[Rows excerpted from a collection]
· · ·
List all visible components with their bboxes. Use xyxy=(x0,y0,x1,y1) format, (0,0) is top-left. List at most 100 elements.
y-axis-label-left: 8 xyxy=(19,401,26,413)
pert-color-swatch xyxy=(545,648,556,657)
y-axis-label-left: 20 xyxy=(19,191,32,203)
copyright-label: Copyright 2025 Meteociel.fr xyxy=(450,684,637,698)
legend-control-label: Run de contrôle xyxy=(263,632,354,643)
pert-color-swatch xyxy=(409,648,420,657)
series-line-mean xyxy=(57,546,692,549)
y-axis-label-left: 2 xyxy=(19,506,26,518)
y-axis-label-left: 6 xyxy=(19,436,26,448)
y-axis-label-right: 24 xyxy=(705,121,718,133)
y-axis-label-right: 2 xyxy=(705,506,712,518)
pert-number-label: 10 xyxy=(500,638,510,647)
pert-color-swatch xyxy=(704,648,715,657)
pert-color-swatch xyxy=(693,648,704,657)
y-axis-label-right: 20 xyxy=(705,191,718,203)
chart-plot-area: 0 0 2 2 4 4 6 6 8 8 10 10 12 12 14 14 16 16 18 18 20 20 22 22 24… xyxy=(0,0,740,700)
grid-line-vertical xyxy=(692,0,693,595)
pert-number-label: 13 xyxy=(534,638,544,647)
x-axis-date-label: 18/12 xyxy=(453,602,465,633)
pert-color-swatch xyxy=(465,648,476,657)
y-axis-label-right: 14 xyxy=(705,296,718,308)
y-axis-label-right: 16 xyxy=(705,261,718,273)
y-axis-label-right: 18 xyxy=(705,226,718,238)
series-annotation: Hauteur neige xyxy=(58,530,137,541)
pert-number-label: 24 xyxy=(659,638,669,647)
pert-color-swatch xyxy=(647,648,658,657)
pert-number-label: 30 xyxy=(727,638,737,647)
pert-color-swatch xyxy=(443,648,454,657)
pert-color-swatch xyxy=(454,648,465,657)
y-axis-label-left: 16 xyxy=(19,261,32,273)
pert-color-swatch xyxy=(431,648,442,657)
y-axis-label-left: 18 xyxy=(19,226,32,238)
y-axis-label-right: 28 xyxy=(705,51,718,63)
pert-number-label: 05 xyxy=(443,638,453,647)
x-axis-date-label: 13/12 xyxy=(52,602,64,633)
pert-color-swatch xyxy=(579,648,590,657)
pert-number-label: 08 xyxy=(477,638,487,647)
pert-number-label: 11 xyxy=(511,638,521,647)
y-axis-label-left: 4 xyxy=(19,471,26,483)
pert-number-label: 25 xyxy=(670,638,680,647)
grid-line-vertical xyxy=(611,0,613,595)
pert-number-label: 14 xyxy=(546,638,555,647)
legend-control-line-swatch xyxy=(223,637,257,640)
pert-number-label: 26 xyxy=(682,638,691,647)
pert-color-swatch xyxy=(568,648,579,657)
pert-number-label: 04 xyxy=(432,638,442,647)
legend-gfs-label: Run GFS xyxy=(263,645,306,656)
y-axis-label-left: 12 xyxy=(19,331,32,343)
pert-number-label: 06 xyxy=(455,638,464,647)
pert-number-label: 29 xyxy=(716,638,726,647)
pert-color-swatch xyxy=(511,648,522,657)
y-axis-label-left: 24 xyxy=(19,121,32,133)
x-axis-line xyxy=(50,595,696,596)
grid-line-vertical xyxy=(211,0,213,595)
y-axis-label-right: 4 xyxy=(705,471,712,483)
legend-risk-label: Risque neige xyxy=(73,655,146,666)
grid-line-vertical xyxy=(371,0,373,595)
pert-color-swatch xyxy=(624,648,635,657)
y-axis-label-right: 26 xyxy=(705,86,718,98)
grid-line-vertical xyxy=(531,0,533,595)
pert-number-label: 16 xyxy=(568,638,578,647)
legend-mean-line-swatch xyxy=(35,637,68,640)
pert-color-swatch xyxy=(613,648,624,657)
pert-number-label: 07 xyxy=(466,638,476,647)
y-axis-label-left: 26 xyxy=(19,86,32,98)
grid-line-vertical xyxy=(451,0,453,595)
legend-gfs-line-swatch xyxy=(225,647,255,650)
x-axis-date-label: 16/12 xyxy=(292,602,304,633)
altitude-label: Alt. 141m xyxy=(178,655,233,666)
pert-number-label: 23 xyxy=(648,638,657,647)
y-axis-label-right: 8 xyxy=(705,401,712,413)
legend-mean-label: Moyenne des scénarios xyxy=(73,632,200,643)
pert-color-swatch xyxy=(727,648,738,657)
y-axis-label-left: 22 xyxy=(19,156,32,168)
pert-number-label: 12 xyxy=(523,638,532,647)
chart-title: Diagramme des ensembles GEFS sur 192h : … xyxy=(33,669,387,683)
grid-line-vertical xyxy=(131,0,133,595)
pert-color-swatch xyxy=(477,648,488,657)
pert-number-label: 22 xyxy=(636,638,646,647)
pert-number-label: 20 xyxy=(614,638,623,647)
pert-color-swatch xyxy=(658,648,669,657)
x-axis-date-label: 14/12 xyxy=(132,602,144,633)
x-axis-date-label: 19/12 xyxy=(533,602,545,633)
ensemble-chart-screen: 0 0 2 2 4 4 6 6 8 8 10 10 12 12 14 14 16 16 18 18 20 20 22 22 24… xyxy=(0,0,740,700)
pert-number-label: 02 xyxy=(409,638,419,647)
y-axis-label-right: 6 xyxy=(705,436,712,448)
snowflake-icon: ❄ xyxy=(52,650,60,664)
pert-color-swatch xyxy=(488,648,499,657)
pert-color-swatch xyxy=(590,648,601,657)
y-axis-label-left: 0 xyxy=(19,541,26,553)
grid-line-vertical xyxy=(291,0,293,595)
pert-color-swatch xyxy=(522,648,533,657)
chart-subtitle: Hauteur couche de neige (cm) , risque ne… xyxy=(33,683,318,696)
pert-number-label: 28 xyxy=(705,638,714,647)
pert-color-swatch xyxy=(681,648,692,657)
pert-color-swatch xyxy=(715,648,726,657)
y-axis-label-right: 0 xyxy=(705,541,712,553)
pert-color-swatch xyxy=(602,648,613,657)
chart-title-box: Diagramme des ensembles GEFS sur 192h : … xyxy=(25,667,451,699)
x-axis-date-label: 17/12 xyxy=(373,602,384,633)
· · ·
Update the rows above by replacing every "pert-color-swatch" with "member-color-swatch" and leaving everything else unchanged.

List all visible components with their bboxes. Use xyxy=(x0,y0,x1,y1) format, (0,0) is top-left. List at most 100 elements.
y-axis-label-left: 8 xyxy=(19,401,26,413)
member-color-swatch xyxy=(545,648,556,657)
y-axis-label-left: 20 xyxy=(19,191,32,203)
copyright-label: Copyright 2025 Meteociel.fr xyxy=(450,684,637,698)
legend-control-label: Run de contrôle xyxy=(263,632,354,643)
member-color-swatch xyxy=(409,648,420,657)
series-line-mean xyxy=(57,546,692,549)
y-axis-label-left: 2 xyxy=(19,506,26,518)
y-axis-label-left: 6 xyxy=(19,436,26,448)
y-axis-label-right: 24 xyxy=(705,121,718,133)
y-axis-label-right: 2 xyxy=(705,506,712,518)
pert-number-label: 10 xyxy=(500,638,510,647)
member-color-swatch xyxy=(704,648,715,657)
member-color-swatch xyxy=(693,648,704,657)
y-axis-label-right: 20 xyxy=(705,191,718,203)
chart-plot-area: 0 0 2 2 4 4 6 6 8 8 10 10 12 12 14 14 16 16 18 18 20 20 22 22 24… xyxy=(0,0,740,700)
grid-line-vertical xyxy=(692,0,693,595)
pert-number-label: 13 xyxy=(534,638,544,647)
x-axis-date-label: 18/12 xyxy=(453,602,465,633)
member-color-swatch xyxy=(465,648,476,657)
y-axis-label-right: 14 xyxy=(705,296,718,308)
y-axis-label-right: 16 xyxy=(705,261,718,273)
y-axis-label-right: 18 xyxy=(705,226,718,238)
series-annotation: Hauteur neige xyxy=(58,530,137,541)
pert-number-label: 24 xyxy=(659,638,669,647)
member-color-swatch xyxy=(647,648,658,657)
pert-number-label: 30 xyxy=(727,638,737,647)
member-color-swatch xyxy=(443,648,454,657)
member-color-swatch xyxy=(454,648,465,657)
y-axis-label-left: 16 xyxy=(19,261,32,273)
member-color-swatch xyxy=(431,648,442,657)
y-axis-label-left: 18 xyxy=(19,226,32,238)
y-axis-label-right: 28 xyxy=(705,51,718,63)
pert-number-label: 05 xyxy=(443,638,453,647)
x-axis-date-label: 13/12 xyxy=(52,602,64,633)
member-color-swatch xyxy=(579,648,590,657)
pert-number-label: 08 xyxy=(477,638,487,647)
pert-number-label: 11 xyxy=(511,638,521,647)
y-axis-label-left: 4 xyxy=(19,471,26,483)
pert-number-label: 25 xyxy=(670,638,680,647)
grid-line-vertical xyxy=(611,0,613,595)
pert-number-label: 14 xyxy=(546,638,555,647)
legend-control-line-swatch xyxy=(223,637,257,640)
pert-number-label: 26 xyxy=(682,638,691,647)
member-color-swatch xyxy=(568,648,579,657)
pert-number-label: 04 xyxy=(432,638,442,647)
legend-gfs-label: Run GFS xyxy=(263,645,306,656)
y-axis-label-left: 12 xyxy=(19,331,32,343)
pert-number-label: 06 xyxy=(455,638,464,647)
pert-number-label: 29 xyxy=(716,638,726,647)
member-color-swatch xyxy=(511,648,522,657)
y-axis-label-left: 24 xyxy=(19,121,32,133)
x-axis-line xyxy=(50,595,696,596)
grid-line-vertical xyxy=(211,0,213,595)
y-axis-label-right: 4 xyxy=(705,471,712,483)
legend-risk-label: Risque neige xyxy=(73,655,146,666)
grid-line-vertical xyxy=(371,0,373,595)
member-color-swatch xyxy=(624,648,635,657)
y-axis-label-right: 26 xyxy=(705,86,718,98)
grid-line-vertical xyxy=(531,0,533,595)
pert-number-label: 16 xyxy=(568,638,578,647)
legend-mean-line-swatch xyxy=(35,637,68,640)
member-color-swatch xyxy=(613,648,624,657)
pert-number-label: 07 xyxy=(466,638,476,647)
y-axis-label-left: 26 xyxy=(19,86,32,98)
grid-line-vertical xyxy=(451,0,453,595)
legend-gfs-line-swatch xyxy=(225,647,255,650)
x-axis-date-label: 16/12 xyxy=(292,602,304,633)
altitude-label: Alt. 141m xyxy=(178,655,233,666)
pert-number-label: 23 xyxy=(648,638,657,647)
y-axis-label-right: 8 xyxy=(705,401,712,413)
legend-mean-label: Moyenne des scénarios xyxy=(73,632,200,643)
member-color-swatch xyxy=(727,648,738,657)
y-axis-label-left: 22 xyxy=(19,156,32,168)
pert-number-label: 12 xyxy=(523,638,532,647)
chart-title: Diagramme des ensembles GEFS sur 192h : … xyxy=(33,669,387,683)
grid-line-vertical xyxy=(131,0,133,595)
member-color-swatch xyxy=(477,648,488,657)
pert-number-label: 22 xyxy=(636,638,646,647)
pert-number-label: 20 xyxy=(614,638,623,647)
member-color-swatch xyxy=(658,648,669,657)
x-axis-date-label: 14/12 xyxy=(132,602,144,633)
x-axis-date-label: 19/12 xyxy=(533,602,545,633)
ensemble-chart-screen: 0 0 2 2 4 4 6 6 8 8 10 10 12 12 14 14 16 16 18 18 20 20 22 22 24… xyxy=(0,0,740,700)
pert-number-label: 02 xyxy=(409,638,419,647)
y-axis-label-right: 6 xyxy=(705,436,712,448)
snowflake-icon: ❄ xyxy=(52,650,60,664)
member-color-swatch xyxy=(488,648,499,657)
member-color-swatch xyxy=(590,648,601,657)
y-axis-label-left: 0 xyxy=(19,541,26,553)
grid-line-vertical xyxy=(291,0,293,595)
member-color-swatch xyxy=(522,648,533,657)
chart-subtitle: Hauteur couche de neige (cm) , risque ne… xyxy=(33,683,318,696)
pert-number-label: 28 xyxy=(705,638,714,647)
member-color-swatch xyxy=(681,648,692,657)
member-color-swatch xyxy=(715,648,726,657)
y-axis-label-right: 0 xyxy=(705,541,712,553)
member-color-swatch xyxy=(602,648,613,657)
chart-title-box: Diagramme des ensembles GEFS sur 192h : … xyxy=(25,667,451,699)
x-axis-date-label: 17/12 xyxy=(373,602,384,633)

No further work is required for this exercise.